# RECORDS TO PROCESS:
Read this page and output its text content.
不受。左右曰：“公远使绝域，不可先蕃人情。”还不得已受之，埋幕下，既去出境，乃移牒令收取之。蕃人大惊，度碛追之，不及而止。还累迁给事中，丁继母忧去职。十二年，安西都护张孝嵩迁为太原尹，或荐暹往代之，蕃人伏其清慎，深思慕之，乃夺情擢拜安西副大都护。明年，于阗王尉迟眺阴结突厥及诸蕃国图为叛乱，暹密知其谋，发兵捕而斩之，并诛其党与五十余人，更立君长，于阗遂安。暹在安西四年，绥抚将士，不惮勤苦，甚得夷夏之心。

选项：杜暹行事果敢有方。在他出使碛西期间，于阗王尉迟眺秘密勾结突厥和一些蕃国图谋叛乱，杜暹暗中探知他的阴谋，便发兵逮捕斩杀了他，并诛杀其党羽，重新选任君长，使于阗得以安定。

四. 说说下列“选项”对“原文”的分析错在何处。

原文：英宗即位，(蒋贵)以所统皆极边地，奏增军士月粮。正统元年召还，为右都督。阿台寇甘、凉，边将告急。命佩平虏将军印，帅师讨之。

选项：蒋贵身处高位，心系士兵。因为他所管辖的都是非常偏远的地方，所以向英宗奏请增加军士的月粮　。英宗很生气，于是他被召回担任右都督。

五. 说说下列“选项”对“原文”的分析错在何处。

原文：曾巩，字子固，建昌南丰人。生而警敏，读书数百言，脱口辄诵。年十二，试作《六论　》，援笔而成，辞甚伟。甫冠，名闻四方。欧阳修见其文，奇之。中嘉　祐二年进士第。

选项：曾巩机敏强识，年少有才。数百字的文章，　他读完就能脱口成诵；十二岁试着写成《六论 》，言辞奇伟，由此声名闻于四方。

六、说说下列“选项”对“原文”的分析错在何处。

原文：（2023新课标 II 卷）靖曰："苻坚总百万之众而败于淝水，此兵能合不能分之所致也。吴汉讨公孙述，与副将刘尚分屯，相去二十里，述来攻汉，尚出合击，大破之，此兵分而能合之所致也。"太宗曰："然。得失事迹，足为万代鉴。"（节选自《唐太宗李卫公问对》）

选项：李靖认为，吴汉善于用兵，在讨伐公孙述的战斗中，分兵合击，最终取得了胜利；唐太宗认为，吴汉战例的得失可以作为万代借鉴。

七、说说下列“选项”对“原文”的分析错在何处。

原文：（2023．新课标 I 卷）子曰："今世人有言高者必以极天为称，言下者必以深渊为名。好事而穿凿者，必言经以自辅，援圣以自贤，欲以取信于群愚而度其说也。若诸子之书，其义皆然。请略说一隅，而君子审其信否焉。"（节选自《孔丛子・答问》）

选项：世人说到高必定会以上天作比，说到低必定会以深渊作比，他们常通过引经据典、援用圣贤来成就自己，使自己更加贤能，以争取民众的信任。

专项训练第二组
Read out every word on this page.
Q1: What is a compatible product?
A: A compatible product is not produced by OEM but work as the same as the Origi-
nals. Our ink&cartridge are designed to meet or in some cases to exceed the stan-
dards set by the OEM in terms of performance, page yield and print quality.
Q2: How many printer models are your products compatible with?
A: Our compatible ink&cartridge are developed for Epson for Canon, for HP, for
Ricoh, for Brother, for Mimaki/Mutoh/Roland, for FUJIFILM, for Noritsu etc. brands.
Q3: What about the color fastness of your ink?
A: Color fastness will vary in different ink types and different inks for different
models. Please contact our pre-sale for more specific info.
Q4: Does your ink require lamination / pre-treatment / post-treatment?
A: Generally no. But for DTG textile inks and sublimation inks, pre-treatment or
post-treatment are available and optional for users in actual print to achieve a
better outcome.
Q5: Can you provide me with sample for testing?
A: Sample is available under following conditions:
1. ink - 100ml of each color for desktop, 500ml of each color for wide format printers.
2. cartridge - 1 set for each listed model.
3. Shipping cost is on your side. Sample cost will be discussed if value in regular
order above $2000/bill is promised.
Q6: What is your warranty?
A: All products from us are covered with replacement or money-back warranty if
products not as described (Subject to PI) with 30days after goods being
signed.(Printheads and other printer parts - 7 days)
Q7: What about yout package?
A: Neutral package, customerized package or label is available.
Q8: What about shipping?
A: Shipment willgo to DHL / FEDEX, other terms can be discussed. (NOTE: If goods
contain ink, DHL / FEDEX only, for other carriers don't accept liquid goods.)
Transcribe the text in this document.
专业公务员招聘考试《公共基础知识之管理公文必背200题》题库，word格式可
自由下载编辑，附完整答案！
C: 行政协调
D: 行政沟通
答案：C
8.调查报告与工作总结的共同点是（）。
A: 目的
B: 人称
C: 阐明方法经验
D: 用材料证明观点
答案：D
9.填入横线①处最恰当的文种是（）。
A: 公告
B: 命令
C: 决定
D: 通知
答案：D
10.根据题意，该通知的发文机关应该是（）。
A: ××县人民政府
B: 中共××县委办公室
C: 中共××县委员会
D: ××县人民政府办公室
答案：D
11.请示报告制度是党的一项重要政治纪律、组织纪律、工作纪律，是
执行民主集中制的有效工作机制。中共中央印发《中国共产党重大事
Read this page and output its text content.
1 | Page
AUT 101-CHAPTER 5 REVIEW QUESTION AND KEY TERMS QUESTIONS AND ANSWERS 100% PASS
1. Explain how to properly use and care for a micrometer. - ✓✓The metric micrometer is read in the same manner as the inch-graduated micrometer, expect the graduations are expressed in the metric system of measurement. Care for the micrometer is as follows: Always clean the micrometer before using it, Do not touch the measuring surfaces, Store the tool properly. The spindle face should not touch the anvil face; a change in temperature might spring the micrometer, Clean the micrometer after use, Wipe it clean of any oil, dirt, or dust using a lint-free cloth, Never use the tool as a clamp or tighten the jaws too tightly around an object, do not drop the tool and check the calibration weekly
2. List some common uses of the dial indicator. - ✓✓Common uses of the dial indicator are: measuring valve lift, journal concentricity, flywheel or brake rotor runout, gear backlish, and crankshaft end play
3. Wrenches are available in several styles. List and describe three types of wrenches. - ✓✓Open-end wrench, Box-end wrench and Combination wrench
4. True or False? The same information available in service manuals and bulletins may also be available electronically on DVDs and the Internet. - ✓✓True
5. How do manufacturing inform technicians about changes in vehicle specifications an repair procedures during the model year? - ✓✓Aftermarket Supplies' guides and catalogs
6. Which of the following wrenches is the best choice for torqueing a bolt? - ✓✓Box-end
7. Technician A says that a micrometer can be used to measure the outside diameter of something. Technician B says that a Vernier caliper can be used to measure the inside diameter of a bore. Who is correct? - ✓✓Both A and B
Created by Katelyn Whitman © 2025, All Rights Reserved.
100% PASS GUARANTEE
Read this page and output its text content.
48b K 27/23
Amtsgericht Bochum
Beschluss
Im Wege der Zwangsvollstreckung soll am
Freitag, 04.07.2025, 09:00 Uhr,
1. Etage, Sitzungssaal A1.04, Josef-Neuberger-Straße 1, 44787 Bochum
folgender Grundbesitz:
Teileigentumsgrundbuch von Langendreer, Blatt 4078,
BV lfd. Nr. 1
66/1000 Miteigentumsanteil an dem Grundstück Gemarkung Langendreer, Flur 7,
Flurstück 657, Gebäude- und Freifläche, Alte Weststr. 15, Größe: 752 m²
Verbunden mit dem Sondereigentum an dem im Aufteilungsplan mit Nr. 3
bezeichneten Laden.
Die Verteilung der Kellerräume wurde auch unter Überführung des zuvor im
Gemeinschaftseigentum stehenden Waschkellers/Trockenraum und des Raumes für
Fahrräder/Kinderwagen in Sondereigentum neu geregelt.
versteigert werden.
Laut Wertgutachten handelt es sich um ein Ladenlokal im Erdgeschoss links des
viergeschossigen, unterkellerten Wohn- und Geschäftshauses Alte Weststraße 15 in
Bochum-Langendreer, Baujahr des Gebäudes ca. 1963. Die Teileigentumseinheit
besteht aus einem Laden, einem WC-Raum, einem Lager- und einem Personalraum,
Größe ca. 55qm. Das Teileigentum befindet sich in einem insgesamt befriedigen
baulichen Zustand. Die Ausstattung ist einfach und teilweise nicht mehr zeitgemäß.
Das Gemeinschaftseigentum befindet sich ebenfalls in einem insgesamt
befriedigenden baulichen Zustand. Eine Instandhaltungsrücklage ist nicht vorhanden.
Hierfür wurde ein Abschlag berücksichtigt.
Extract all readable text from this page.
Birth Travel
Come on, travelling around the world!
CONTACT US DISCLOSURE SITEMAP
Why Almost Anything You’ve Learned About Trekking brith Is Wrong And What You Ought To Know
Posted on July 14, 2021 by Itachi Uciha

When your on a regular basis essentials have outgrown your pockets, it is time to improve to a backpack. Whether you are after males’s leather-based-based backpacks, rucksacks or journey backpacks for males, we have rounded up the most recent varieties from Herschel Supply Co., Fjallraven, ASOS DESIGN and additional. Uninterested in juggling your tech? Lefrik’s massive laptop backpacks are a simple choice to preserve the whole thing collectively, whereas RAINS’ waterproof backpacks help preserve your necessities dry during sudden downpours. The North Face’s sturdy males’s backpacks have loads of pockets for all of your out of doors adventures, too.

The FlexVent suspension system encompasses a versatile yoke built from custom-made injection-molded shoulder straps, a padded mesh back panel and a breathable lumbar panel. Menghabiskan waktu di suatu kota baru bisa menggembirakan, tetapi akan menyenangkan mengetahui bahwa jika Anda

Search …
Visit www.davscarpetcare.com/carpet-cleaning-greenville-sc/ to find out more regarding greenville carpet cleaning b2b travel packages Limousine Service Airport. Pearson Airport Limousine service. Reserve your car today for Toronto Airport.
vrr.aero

# AIM OF THE EXERCISE:
Gather each line of the listing that holds the string "FEDEX".

# ANSWER FOR THIS EXERCISE:
A: Shipment willgo to DHL / FEDEX, other terms can be discussed. (NOTE: If goods
contain ink, DHL / FEDEX only, for other carriers don't accept liquid goods.)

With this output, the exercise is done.